Copy the entries below exactly. Images do not belong in the copy.

>> Begin MATERIAL FOR THE TASK

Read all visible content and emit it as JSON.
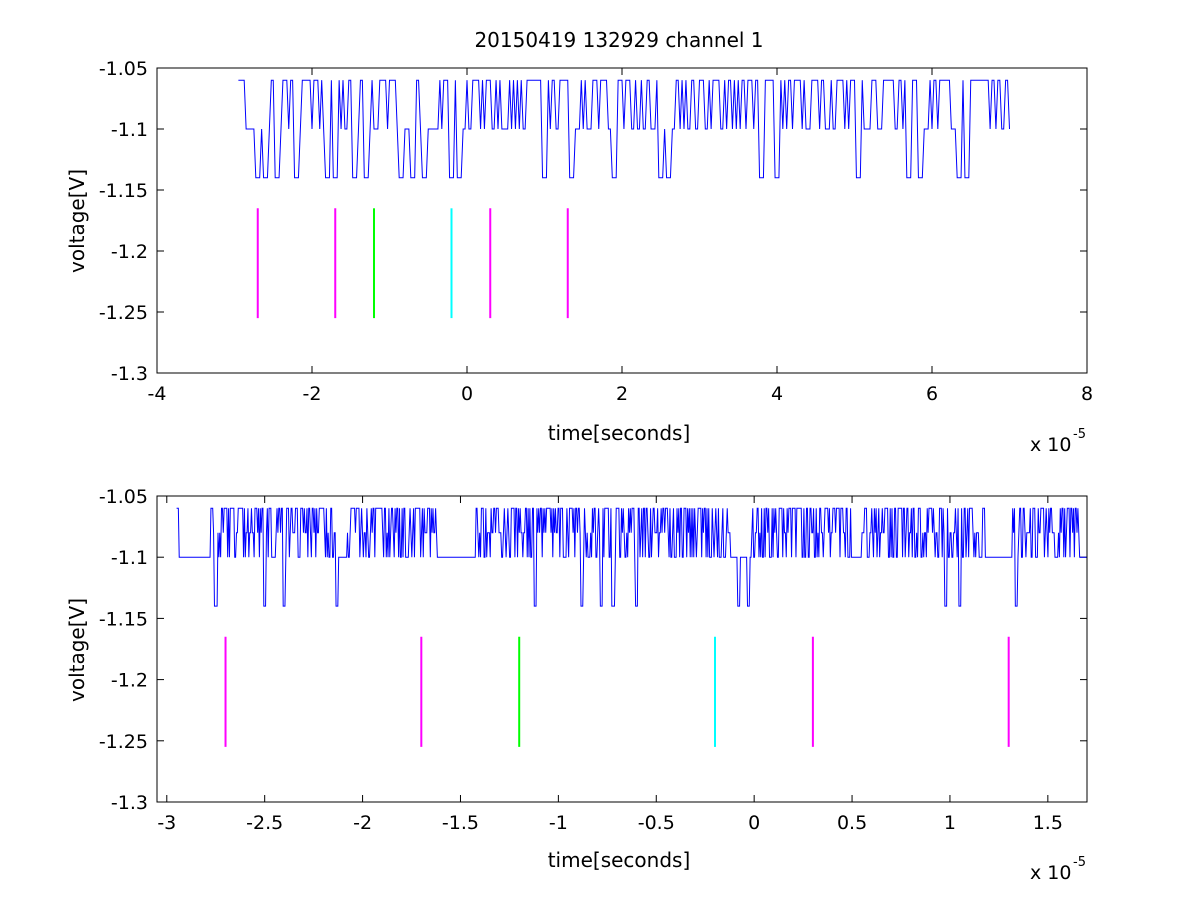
{
  "chart_data": [
    {
      "type": "line",
      "title": "20150419 132929 channel 1",
      "xlabel": "time[seconds]",
      "ylabel": "voltage[V]",
      "x_exponent_base": "x 10",
      "x_exponent": "-5",
      "xlim": [
        -4,
        8
      ],
      "ylim": [
        -1.3,
        -1.05
      ],
      "xticks": [
        -4,
        -2,
        0,
        2,
        4,
        6,
        8
      ],
      "xtick_labels": [
        "-4",
        "-2",
        "0",
        "2",
        "4",
        "6",
        "8"
      ],
      "yticks": [
        -1.3,
        -1.25,
        -1.2,
        -1.15,
        -1.1,
        -1.05
      ],
      "ytick_labels": [
        "-1.3",
        "-1.25",
        "-1.2",
        "-1.15",
        "-1.1",
        "-1.05"
      ],
      "grid": false,
      "series": [
        {
          "color": "#0000ff",
          "x_start": -2.95,
          "x_end": 7.0,
          "levels": [
            -1.06,
            -1.1,
            -1.14
          ],
          "baseline": -1.1,
          "dips": [
            -2.7,
            -2.6,
            -2.45,
            -2.2,
            -1.8,
            -1.7,
            -1.45,
            -1.3,
            -0.85,
            -0.7,
            -0.55,
            -0.2,
            -0.1,
            1.0,
            1.35,
            1.9,
            2.5,
            2.6,
            3.8,
            4.0,
            5.05,
            5.7,
            5.85,
            6.35,
            6.45
          ],
          "dense_ranges": [
            [
              -2.7,
              -1.5
            ],
            [
              -1.4,
              -0.9
            ],
            [
              -0.75,
              1.3
            ],
            [
              1.4,
              7.0
            ]
          ]
        }
      ],
      "markers": [
        {
          "x": -2.7,
          "y_top": -1.165,
          "y_bottom": -1.255,
          "color": "#ff00ff"
        },
        {
          "x": -1.7,
          "y_top": -1.165,
          "y_bottom": -1.255,
          "color": "#ff00ff"
        },
        {
          "x": -1.2,
          "y_top": -1.165,
          "y_bottom": -1.255,
          "color": "#00ff00"
        },
        {
          "x": -0.2,
          "y_top": -1.165,
          "y_bottom": -1.255,
          "color": "#00ffff"
        },
        {
          "x": 0.3,
          "y_top": -1.165,
          "y_bottom": -1.255,
          "color": "#ff00ff"
        },
        {
          "x": 1.3,
          "y_top": -1.165,
          "y_bottom": -1.255,
          "color": "#ff00ff"
        }
      ]
    },
    {
      "type": "line",
      "title": "",
      "xlabel": "time[seconds]",
      "ylabel": "voltage[V]",
      "x_exponent_base": "x 10",
      "x_exponent": "-5",
      "xlim": [
        -3.05,
        1.7
      ],
      "ylim": [
        -1.3,
        -1.05
      ],
      "xticks": [
        -3,
        -2.5,
        -2,
        -1.5,
        -1,
        -0.5,
        0,
        0.5,
        1,
        1.5
      ],
      "xtick_labels": [
        "-3",
        "-2.5",
        "-2",
        "-1.5",
        "-1",
        "-0.5",
        "0",
        "0.5",
        "1",
        "1.5"
      ],
      "yticks": [
        -1.3,
        -1.25,
        -1.2,
        -1.15,
        -1.1,
        -1.05
      ],
      "ytick_labels": [
        "-1.3",
        "-1.25",
        "-1.2",
        "-1.15",
        "-1.1",
        "-1.05"
      ],
      "grid": false,
      "series": [
        {
          "color": "#0000ff",
          "x_start": -2.95,
          "x_end": 1.7,
          "levels": [
            -1.06,
            -1.08,
            -1.1,
            -1.12,
            -1.14
          ],
          "baseline": -1.1,
          "dips": [
            -2.75,
            -2.5,
            -2.4,
            -2.13,
            -1.12,
            -0.88,
            -0.78,
            -0.72,
            -0.6,
            -0.08,
            -0.03,
            0.98,
            1.05,
            1.34
          ],
          "dense_ranges": [
            [
              -2.78,
              -2.12
            ],
            [
              -2.08,
              -1.62
            ],
            [
              -1.42,
              -0.78
            ],
            [
              -0.78,
              -0.12
            ],
            [
              -0.03,
              0.5
            ],
            [
              0.55,
              1.18
            ],
            [
              1.32,
              1.67
            ]
          ]
        }
      ],
      "markers": [
        {
          "x": -2.7,
          "y_top": -1.165,
          "y_bottom": -1.255,
          "color": "#ff00ff"
        },
        {
          "x": -1.7,
          "y_top": -1.165,
          "y_bottom": -1.255,
          "color": "#ff00ff"
        },
        {
          "x": -1.2,
          "y_top": -1.165,
          "y_bottom": -1.255,
          "color": "#00ff00"
        },
        {
          "x": -0.2,
          "y_top": -1.165,
          "y_bottom": -1.255,
          "color": "#00ffff"
        },
        {
          "x": 0.3,
          "y_top": -1.165,
          "y_bottom": -1.255,
          "color": "#ff00ff"
        },
        {
          "x": 1.3,
          "y_top": -1.165,
          "y_bottom": -1.255,
          "color": "#ff00ff"
        }
      ]
    }
  ]
}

>> End MATERIAL FOR THE TASK

SOLVED EXERCISE:
Read all visible content and emit it as JSON.
{
  "chart_data": [
    {
      "type": "line",
      "title": "20150419 132929 channel 1",
      "xlabel": "time[seconds]",
      "ylabel": "voltage[V]",
      "x_exponent_base": "x 10",
      "x_exponent": "-5",
      "xlim": [
        -4,
        8
      ],
      "ylim": [
        -1.3,
        -1.05
      ],
      "xticks": [
        -4,
        -2,
        0,
        2,
        4,
        6,
        8
      ],
      "xtick_labels": [
        "-4",
        "-2",
        "0",
        "2",
        "4",
        "6",
        "8"
      ],
      "yticks": [
        -1.3,
        -1.25,
        -1.2,
        -1.15,
        -1.1,
        -1.05
      ],
      "ytick_labels": [
        "-1.3",
        "-1.25",
        "-1.2",
        "-1.15",
        "-1.1",
        "-1.05"
      ],
      "grid": false,
      "series": [
        {
          "color": "#0000ff",
          "x_start": -2.95,
          "x_end": 7.0,
          "levels": [
            -1.06,
            -1.1,
            -1.14
          ],
          "baseline": -1.1,
          "dips": [
            -2.7,
            -2.6,
            -2.45,
            -2.2,
            -1.8,
            -1.7,
            -1.45,
            -1.3,
            -0.85,
            -0.7,
            -0.55,
            -0.2,
            -0.1,
            1.0,
            1.35,
            1.9,
            2.5,
            2.6,
            3.8,
            4.0,
            5.05,
            5.7,
            5.85,
            6.35,
            6.45
          ],
          "dense_ranges": [
            [
              -2.7,
              -1.5
            ],
            [
              -1.4,
              -0.9
            ],
            [
              -0.75,
              1.3
            ],
            [
              1.4,
              7.0
            ]
          ]
        }
      ],
      "markers": [
        {
          "x": -2.7,
          "y_top": -1.165,
          "y_bottom": -1.255,
          "color": "#ff00ff"
        },
        {
          "x": -1.7,
          "y_top": -1.165,
          "y_bottom": -1.255,
          "color": "#ff00ff"
        },
        {
          "x": -1.2,
          "y_top": -1.165,
          "y_bottom": -1.255,
          "color": "#00ff00"
        },
        {
          "x": -0.2,
          "y_top": -1.165,
          "y_bottom": -1.255,
          "color": "#00ffff"
        },
        {
          "x": 0.3,
          "y_top": -1.165,
          "y_bottom": -1.255,
          "color": "#ff00ff"
        },
        {
          "x": 1.3,
          "y_top": -1.165,
          "y_bottom": -1.255,
          "color": "#ff00ff"
        }
      ]
    },
    {
      "type": "line",
      "title": "",
      "xlabel": "time[seconds]",
      "ylabel": "voltage[V]",
      "x_exponent_base": "x 10",
      "x_exponent": "-5",
      "xlim": [
        -3.05,
        1.7
      ],
      "ylim": [
        -1.3,
        -1.05
      ],
      "xticks": [
        -3,
        -2.5,
        -2,
        -1.5,
        -1,
        -0.5,
        0,
        0.5,
        1,
        1.5
      ],
      "xtick_labels": [
        "-3",
        "-2.5",
        "-2",
        "-1.5",
        "-1",
        "-0.5",
        "0",
        "0.5",
        "1",
        "1.5"
      ],
      "yticks": [
        -1.3,
        -1.25,
        -1.2,
        -1.15,
        -1.1,
        -1.05
      ],
      "ytick_labels": [
        "-1.3",
        "-1.25",
        "-1.2",
        "-1.15",
        "-1.1",
        "-1.05"
      ],
      "grid": false,
      "series": [
        {
          "color": "#0000ff",
          "x_start": -2.95,
          "x_end": 1.7,
          "levels": [
            -1.06,
            -1.08,
            -1.1,
            -1.12,
            -1.14
          ],
          "baseline": -1.1,
          "dips": [
            -2.75,
            -2.5,
            -2.4,
            -2.13,
            -1.12,
            -0.88,
            -0.78,
            -0.72,
            -0.6,
            -0.08,
            -0.03,
            0.98,
            1.05,
            1.34
          ],
          "dense_ranges": [
            [
              -2.78,
              -2.12
            ],
            [
              -2.08,
              -1.62
            ],
            [
              -1.42,
              -0.78
            ],
            [
              -0.78,
              -0.12
            ],
            [
              -0.03,
              0.5
            ],
            [
              0.55,
              1.18
            ],
            [
              1.32,
              1.67
            ]
          ]
        }
      ],
      "markers": [
        {
          "x": -2.7,
          "y_top": -1.165,
          "y_bottom": -1.255,
          "color": "#ff00ff"
        },
        {
          "x": -1.7,
          "y_top": -1.165,
          "y_bottom": -1.255,
          "color": "#ff00ff"
        },
        {
          "x": -1.2,
          "y_top": -1.165,
          "y_bottom": -1.255,
          "color": "#00ff00"
        },
        {
          "x": -0.2,
          "y_top": -1.165,
          "y_bottom": -1.255,
          "color": "#00ffff"
        },
        {
          "x": 0.3,
          "y_top": -1.165,
          "y_bottom": -1.255,
          "color": "#ff00ff"
        },
        {
          "x": 1.3,
          "y_top": -1.165,
          "y_bottom": -1.255,
          "color": "#ff00ff"
        }
      ]
    }
  ]
}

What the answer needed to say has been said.